## Description of the task
Can you convert all the lines below into a JSON list of strings, one string per line, with blank lines skipped and the pictures left out?

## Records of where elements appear
__________________________________________________
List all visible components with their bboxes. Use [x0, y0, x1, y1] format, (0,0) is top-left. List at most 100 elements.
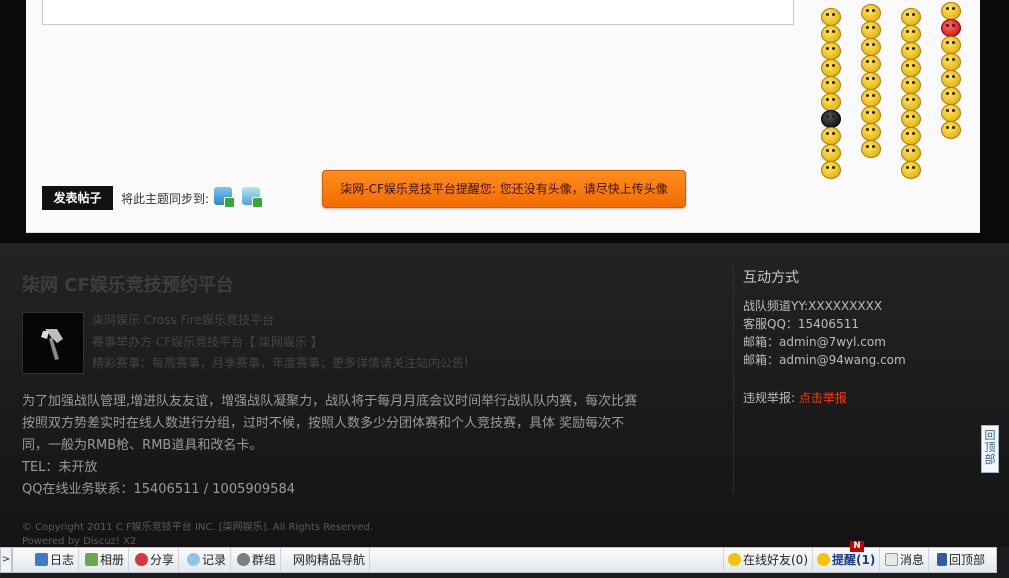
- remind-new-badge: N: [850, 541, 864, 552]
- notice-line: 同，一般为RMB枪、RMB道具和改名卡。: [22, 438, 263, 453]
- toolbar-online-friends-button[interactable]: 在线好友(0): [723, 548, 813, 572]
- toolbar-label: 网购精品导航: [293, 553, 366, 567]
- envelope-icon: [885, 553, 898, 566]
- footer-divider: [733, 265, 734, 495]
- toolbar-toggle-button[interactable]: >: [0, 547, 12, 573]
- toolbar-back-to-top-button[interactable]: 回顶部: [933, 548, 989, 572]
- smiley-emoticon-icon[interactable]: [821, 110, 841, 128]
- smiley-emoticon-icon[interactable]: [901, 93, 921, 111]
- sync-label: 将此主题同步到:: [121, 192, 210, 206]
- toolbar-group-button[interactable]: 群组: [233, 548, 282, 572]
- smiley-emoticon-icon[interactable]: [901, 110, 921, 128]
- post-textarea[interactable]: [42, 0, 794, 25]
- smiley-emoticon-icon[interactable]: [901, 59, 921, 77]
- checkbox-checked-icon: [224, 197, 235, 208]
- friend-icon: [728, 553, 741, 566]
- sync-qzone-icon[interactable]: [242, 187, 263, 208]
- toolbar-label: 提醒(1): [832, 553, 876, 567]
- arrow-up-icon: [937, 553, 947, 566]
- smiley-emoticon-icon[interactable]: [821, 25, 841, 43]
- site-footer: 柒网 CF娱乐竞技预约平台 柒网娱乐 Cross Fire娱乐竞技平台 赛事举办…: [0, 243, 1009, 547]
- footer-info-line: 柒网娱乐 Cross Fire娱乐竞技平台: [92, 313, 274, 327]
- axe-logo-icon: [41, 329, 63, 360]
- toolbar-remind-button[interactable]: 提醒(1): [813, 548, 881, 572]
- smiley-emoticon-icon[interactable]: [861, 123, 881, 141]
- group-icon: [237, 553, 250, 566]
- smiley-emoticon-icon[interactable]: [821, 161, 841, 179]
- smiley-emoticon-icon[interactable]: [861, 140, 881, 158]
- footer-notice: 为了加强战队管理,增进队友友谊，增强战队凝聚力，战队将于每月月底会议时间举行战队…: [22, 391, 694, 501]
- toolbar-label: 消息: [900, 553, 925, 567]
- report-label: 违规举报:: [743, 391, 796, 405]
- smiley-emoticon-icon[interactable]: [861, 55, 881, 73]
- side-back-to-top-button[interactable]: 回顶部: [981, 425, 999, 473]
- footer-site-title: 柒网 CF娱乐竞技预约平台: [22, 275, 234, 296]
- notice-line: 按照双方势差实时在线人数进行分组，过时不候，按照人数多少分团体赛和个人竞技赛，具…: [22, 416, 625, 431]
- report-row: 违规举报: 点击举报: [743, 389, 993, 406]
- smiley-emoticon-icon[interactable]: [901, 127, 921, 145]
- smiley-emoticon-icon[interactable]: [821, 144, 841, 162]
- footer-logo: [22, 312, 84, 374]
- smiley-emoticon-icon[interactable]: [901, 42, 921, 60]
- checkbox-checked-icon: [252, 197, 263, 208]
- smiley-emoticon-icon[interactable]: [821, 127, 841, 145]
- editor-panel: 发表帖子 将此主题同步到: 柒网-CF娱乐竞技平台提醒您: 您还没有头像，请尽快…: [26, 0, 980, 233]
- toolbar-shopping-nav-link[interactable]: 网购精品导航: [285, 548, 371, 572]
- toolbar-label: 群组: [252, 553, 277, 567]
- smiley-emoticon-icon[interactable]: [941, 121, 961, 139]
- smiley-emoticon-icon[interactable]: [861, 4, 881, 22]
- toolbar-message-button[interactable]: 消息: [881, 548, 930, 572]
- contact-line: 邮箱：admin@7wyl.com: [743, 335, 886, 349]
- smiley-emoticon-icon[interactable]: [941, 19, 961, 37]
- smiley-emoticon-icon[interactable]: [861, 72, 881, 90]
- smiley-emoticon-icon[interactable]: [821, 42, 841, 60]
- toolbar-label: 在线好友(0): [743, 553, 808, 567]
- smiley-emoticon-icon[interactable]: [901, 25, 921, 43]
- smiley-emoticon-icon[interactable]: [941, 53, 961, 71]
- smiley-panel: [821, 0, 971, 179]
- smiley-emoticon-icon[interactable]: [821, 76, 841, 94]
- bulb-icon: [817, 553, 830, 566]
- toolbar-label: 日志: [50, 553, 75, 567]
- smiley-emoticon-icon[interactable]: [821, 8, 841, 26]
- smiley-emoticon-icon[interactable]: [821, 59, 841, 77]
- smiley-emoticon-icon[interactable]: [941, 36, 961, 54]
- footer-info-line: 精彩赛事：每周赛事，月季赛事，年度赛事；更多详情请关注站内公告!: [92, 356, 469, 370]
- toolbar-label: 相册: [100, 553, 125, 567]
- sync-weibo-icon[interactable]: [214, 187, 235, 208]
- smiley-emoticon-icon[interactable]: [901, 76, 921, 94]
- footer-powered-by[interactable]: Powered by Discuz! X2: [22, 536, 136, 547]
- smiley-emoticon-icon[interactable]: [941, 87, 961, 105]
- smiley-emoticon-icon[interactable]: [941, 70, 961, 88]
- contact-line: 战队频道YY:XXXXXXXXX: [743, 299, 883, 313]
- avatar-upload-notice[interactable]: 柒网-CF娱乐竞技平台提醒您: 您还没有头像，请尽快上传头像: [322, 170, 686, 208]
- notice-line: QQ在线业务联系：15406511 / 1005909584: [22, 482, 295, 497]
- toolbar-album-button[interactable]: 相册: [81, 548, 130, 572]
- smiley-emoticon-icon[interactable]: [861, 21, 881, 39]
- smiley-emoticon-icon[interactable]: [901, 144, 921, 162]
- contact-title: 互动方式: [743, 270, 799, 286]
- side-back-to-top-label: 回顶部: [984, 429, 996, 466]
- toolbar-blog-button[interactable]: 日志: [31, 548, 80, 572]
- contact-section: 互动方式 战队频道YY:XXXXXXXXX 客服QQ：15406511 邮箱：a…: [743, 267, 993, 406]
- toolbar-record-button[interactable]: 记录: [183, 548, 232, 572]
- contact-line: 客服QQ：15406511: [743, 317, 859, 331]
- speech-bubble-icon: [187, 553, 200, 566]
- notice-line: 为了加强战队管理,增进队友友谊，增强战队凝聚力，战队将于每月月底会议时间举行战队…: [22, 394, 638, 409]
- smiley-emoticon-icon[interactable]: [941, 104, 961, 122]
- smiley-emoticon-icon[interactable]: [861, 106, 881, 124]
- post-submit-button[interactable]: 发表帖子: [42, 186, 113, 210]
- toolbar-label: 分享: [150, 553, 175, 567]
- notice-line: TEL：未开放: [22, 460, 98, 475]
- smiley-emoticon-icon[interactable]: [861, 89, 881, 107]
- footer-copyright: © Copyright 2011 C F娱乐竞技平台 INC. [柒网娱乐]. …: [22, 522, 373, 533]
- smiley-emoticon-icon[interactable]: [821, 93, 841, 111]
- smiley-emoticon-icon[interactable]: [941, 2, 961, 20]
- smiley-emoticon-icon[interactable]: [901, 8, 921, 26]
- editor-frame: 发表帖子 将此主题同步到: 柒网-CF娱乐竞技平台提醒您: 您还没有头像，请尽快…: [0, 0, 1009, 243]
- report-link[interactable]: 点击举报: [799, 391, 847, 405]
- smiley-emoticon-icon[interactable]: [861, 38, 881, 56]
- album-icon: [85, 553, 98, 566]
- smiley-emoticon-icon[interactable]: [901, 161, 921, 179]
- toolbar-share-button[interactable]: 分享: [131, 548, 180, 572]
__________________________________________________
## Expected answer
[
  "List all visible components with their bboxes. Use [x0, y0, x1, y1] format, (0,0) is top-left. List at most 100 elements.",
  "- remind-new-badge: N: [850, 541, 864, 552]",
  "- notice-line: 同，一般为RMB枪、RMB道具和改名卡。: [22, 438, 263, 453]",
  "- toolbar-online-friends-button[interactable]: 在线好友(0): [723, 548, 813, 572]",
  "- toolbar-label: 网购精品导航: [293, 553, 366, 567]",
  "- envelope-icon: [885, 553, 898, 566]",
  "- footer-divider: [733, 265, 734, 495]",
  "- toolbar-toggle-button[interactable]: >: [0, 547, 12, 573]",
  "- toolbar-back-to-top-button[interactable]: 回顶部: [933, 548, 989, 572]",
  "- smiley-emoticon-icon[interactable]: [821, 110, 841, 128]",
  "- smiley-emoticon-icon[interactable]: [901, 93, 921, 111]",
  "- sync-label: 将此主题同步到:: [121, 192, 210, 206]",
  "- toolbar-group-button[interactable]: 群组: [233, 548, 282, 572]",
  "- smiley-emoticon-icon[interactable]: [901, 110, 921, 128]",
  "- post-textarea[interactable]: [42, 0, 794, 25]",
  "- smiley-emoticon-icon[interactable]: [901, 59, 921, 77]",
  "- checkbox-checked-icon: [224, 197, 235, 208]",
  "- friend-icon: [728, 553, 741, 566]",
  "- sync-qzone-icon[interactable]: [242, 187, 263, 208]",
  "- toolbar-label: 提醒(1): [832, 553, 876, 567]",
  "- arrow-up-icon: [937, 553, 947, 566]",
  "- smiley-emoticon-icon[interactable]: [821, 25, 841, 43]",
  "- site-footer: 柒网 CF娱乐竞技预约平台 柒网娱乐 Cross Fire娱乐竞技平台 赛事举办…: [0, 243, 1009, 547]",
  "- footer-info-line: 柒网娱乐 Cross Fire娱乐竞技平台: [92, 313, 274, 327]",
  "- axe-logo-icon: [41, 329, 63, 360]",
  "- toolbar-remind-button[interactable]: 提醒(1): [813, 548, 881, 572]",
  "- smiley-emoticon-icon[interactable]: [861, 123, 881, 141]",
  "- group-icon: [237, 553, 250, 566]",
  "- smiley-emoticon-icon[interactable]: [821, 161, 841, 179]",
  "- smiley-emoticon-icon[interactable]: [861, 140, 881, 158]",
  "- footer-notice: 为了加强战队管理,增进队友友谊，增强战队凝聚力，战队将于每月月底会议时间举行战队…: [22, 391, 694, 501]",
  "- toolbar-label: 消息: [900, 553, 925, 567]",
  "- report-label: 违规举报:: [743, 391, 796, 405]",
  "- smiley-emoticon-icon[interactable]: [861, 55, 881, 73]",
  "- side-back-to-top-button[interactable]: 回顶部: [981, 425, 999, 473]",
  "- footer-site-title: 柒网 CF娱乐竞技预约平台: [22, 275, 234, 296]",
  "- notice-line: 按照双方势差实时在线人数进行分组，过时不候，按照人数多少分团体赛和个人竞技赛，具…: [22, 416, 625, 431]",
  "- report-row: 违规举报: 点击举报: [743, 389, 993, 406]",
  "- smiley-emoticon-icon[interactable]: [901, 127, 921, 145]",
  "- smiley-emoticon-icon[interactable]: [821, 144, 841, 162]",
  "- footer-logo: [22, 312, 84, 374]",
  "- smiley-emoticon-icon[interactable]: [901, 42, 921, 60]",
  "- checkbox-checked-icon: [252, 197, 263, 208]",
  "- smiley-emoticon-icon[interactable]: [821, 127, 841, 145]",
  "- editor-panel: 发表帖子 将此主题同步到: 柒网-CF娱乐竞技平台提醒您: 您还没有头像，请尽快…: [26, 0, 980, 233]",
  "- toolbar-shopping-nav-link[interactable]: 网购精品导航: [285, 548, 371, 572]",
  "- toolbar-label: 群组: [252, 553, 277, 567]",
  "- smiley-emoticon-icon[interactable]: [941, 121, 961, 139]",
  "- smiley-emoticon-icon[interactable]: [861, 4, 881, 22]",
  "- toolbar-message-button[interactable]: 消息: [881, 548, 930, 572]",
  "- contact-line: 邮箱：admin@7wyl.com: [743, 335, 886, 349]",
  "- smiley-emoticon-icon[interactable]: [941, 19, 961, 37]",
  "- smiley-emoticon-icon[interactable]: [861, 72, 881, 90]",
  "- smiley-emoticon-icon[interactable]: [821, 42, 841, 60]",
  "- toolbar-label: 在线好友(0): [743, 553, 808, 567]",
  "- smiley-emoticon-icon[interactable]: [901, 25, 921, 43]",
  "- smiley-emoticon-icon[interactable]: [941, 53, 961, 71]",
  "- smiley-panel: [821, 0, 971, 179]",
  "- smiley-emoticon-icon[interactable]: [821, 76, 841, 94]",
  "- bulb-icon: [817, 553, 830, 566]",
  "- toolbar-label: 日志: [50, 553, 75, 567]",
  "- smiley-emoticon-icon[interactable]: [821, 8, 841, 26]",
  "- smiley-emoticon-icon[interactable]: [821, 59, 841, 77]",
  "- smiley-emoticon-icon[interactable]: [941, 36, 961, 54]",
  "- footer-info-line: 精彩赛事：每周赛事，月季赛事，年度赛事；更多详情请关注站内公告!: [92, 356, 469, 370]",
  "- toolbar-label: 相册: [100, 553, 125, 567]",
  "- sync-weibo-icon[interactable]: [214, 187, 235, 208]",
  "- smiley-emoticon-icon[interactable]: [901, 76, 921, 94]",
  "- footer-powered-by[interactable]: Powered by Discuz! X2: [22, 536, 136, 547]",
  "- smiley-emoticon-icon[interactable]: [941, 87, 961, 105]",
  "- smiley-emoticon-icon[interactable]: [941, 70, 961, 88]",
  "- contact-line: 战队频道YY:XXXXXXXXX: [743, 299, 883, 313]",
  "- avatar-upload-notice[interactable]: 柒网-CF娱乐竞技平台提醒您: 您还没有头像，请尽快上传头像: [322, 170, 686, 208]",
  "- notice-line: QQ在线业务联系：15406511 / 1005909584: [22, 482, 295, 497]",
  "- toolbar-album-button[interactable]: 相册: [81, 548, 130, 572]",
  "- smiley-emoticon-icon[interactable]: [861, 21, 881, 39]",
  "- smiley-emoticon-icon[interactable]: [901, 144, 921, 162]",
  "- contact-title: 互动方式: [743, 270, 799, 286]",
  "- side-back-to-top-label: 回顶部: [984, 429, 996, 466]",
  "- toolbar-blog-button[interactable]: 日志: [31, 548, 80, 572]",
  "- contact-section: 互动方式 战队频道YY:XXXXXXXXX 客服QQ：15406511 邮箱：a…: [743, 267, 993, 406]",
  "- toolbar-record-button[interactable]: 记录: [183, 548, 232, 572]",
  "- contact-line: 客服QQ：15406511: [743, 317, 859, 331]",
  "- speech-bubble-icon: [187, 553, 200, 566]",
  "- notice-line: 为了加强战队管理,增进队友友谊，增强战队凝聚力，战队将于每月月底会议时间举行战队…: [22, 394, 638, 409]",
  "- smiley-emoticon-icon[interactable]: [941, 104, 961, 122]",
  "- smiley-emoticon-icon[interactable]: [861, 106, 881, 124]",
  "- post-submit-button[interactable]: 发表帖子: [42, 186, 113, 210]",
  "- toolbar-label: 分享: [150, 553, 175, 567]",
  "- notice-line: TEL：未开放: [22, 460, 98, 475]",
  "- smiley-emoticon-icon[interactable]: [861, 89, 881, 107]",
  "- footer-copyright: © Copyright 2011 C F娱乐竞技平台 INC. [柒网娱乐]. …: [22, 522, 373, 533]",
  "- smiley-emoticon-icon[interactable]: [821, 93, 841, 111]",
  "- smiley-emoticon-icon[interactable]: [941, 2, 961, 20]",
  "- smiley-emoticon-icon[interactable]: [901, 8, 921, 26]",
  "- editor-frame: 发表帖子 将此主题同步到: 柒网-CF娱乐竞技平台提醒您: 您还没有头像，请尽快…: [0, 0, 1009, 243]",
  "- report-link[interactable]: 点击举报: [799, 391, 847, 405]",
  "- smiley-emoticon-icon[interactable]: [861, 38, 881, 56]",
  "- album-icon: [85, 553, 98, 566]",
  "- smiley-emoticon-icon[interactable]: [901, 161, 921, 179]",
  "- toolbar-share-button[interactable]: 分享: [131, 548, 180, 572]"
]